[Data entries]
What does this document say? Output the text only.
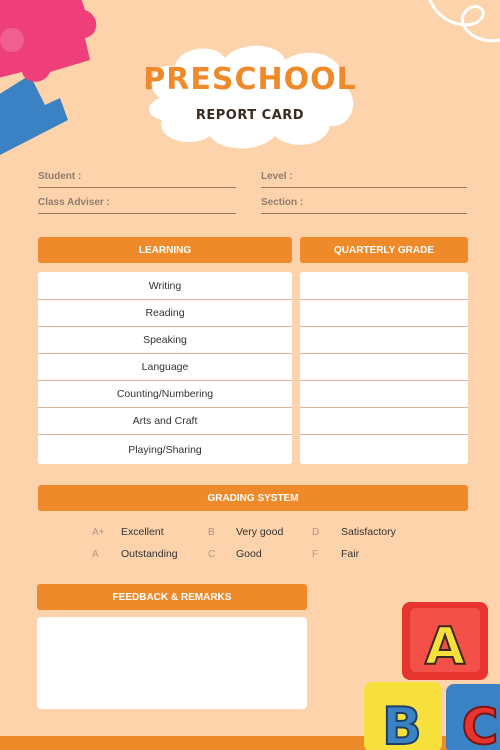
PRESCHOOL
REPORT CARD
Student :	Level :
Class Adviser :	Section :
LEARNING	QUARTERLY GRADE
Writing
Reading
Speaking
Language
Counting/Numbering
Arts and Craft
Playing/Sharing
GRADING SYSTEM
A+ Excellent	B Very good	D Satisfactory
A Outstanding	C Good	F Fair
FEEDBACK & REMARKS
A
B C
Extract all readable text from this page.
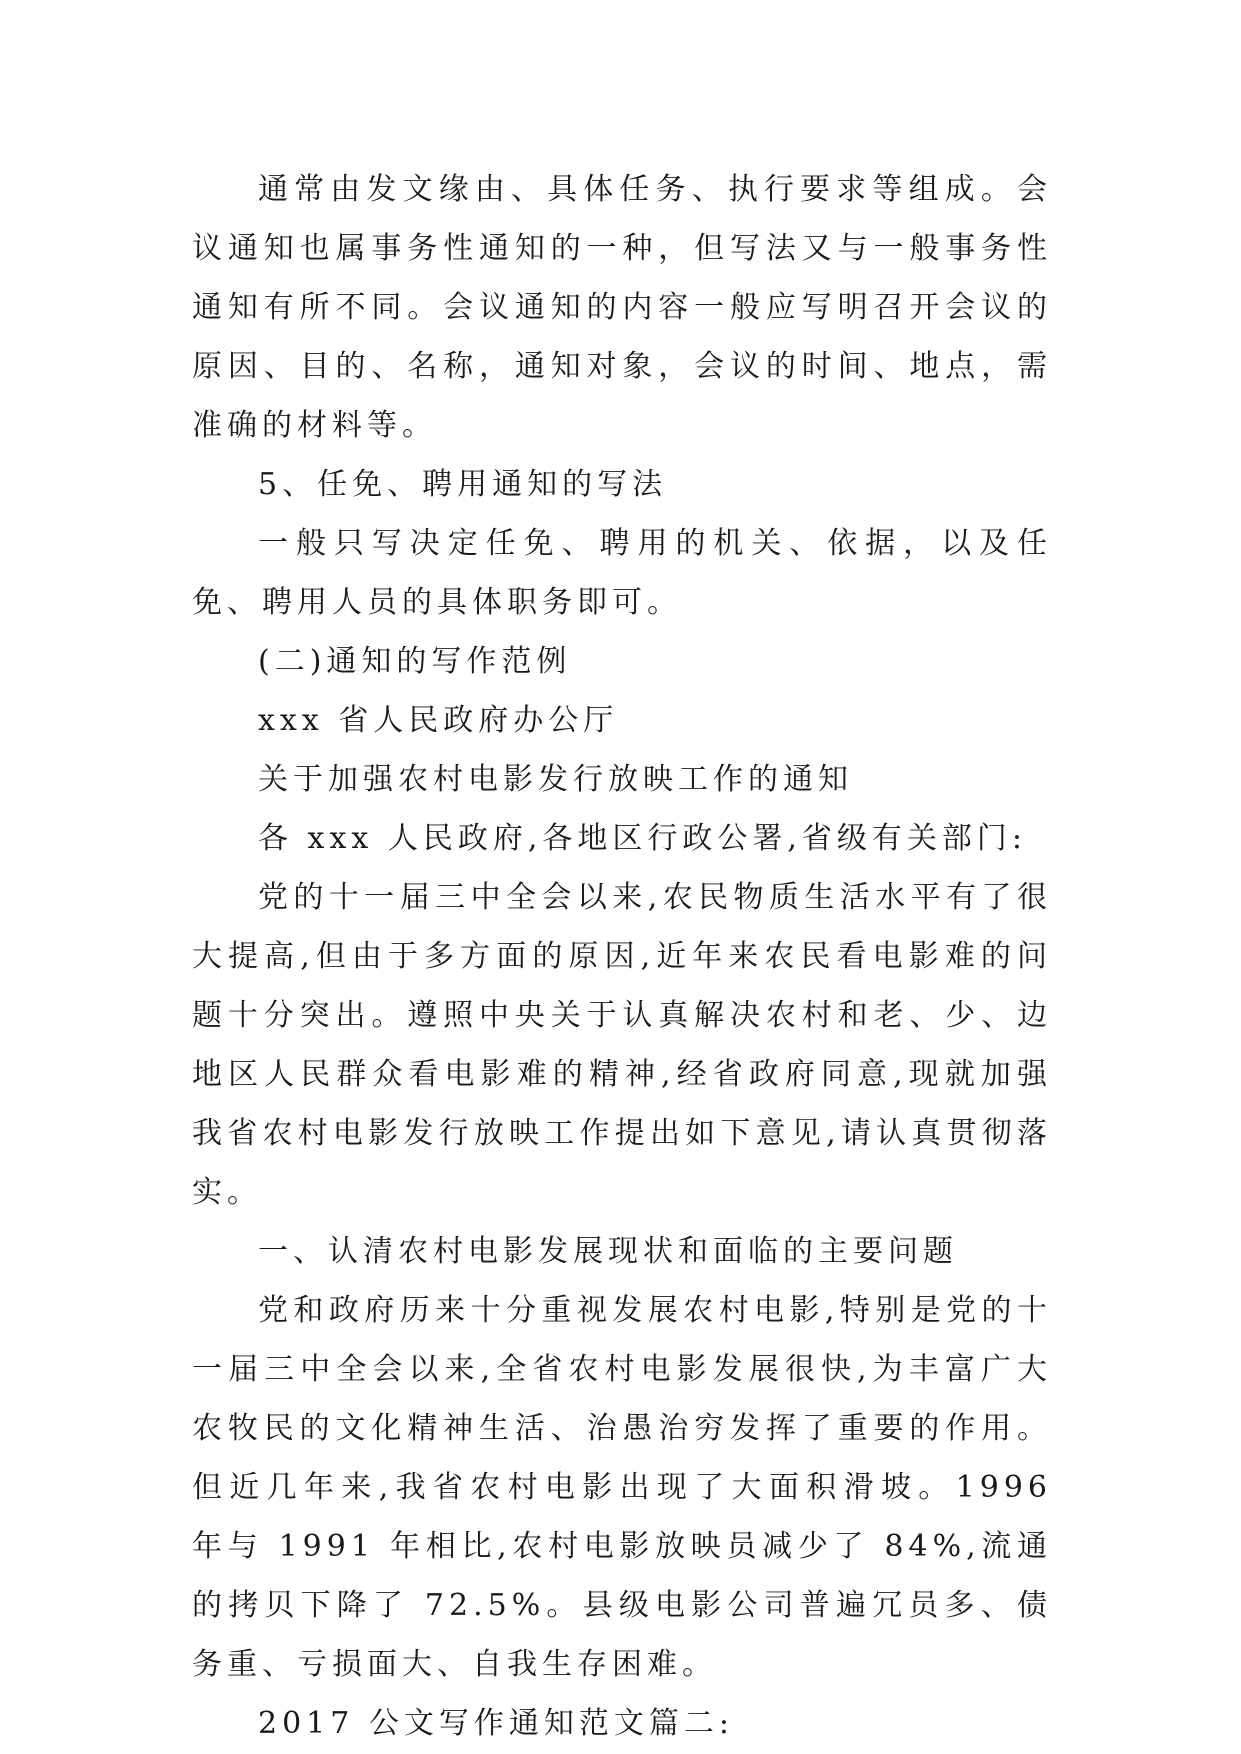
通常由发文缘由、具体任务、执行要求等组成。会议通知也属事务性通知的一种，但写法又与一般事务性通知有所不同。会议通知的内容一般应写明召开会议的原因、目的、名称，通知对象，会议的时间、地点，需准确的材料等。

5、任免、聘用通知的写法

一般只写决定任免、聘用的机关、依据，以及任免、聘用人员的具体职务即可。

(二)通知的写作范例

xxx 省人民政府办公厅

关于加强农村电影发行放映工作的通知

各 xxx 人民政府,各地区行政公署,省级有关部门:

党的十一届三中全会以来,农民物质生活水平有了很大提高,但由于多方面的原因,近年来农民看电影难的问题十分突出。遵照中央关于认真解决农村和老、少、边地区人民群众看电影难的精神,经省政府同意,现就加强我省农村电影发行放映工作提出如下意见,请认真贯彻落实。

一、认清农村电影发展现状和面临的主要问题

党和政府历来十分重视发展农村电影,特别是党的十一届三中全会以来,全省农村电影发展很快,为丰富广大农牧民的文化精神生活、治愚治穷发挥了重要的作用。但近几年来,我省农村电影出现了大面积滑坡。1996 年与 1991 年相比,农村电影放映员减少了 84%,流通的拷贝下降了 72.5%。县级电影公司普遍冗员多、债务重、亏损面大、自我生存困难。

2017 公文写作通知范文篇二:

Goal: Look back over the material above and state how many lines hold the word "this". Write the number and nothing else.

Solution: 2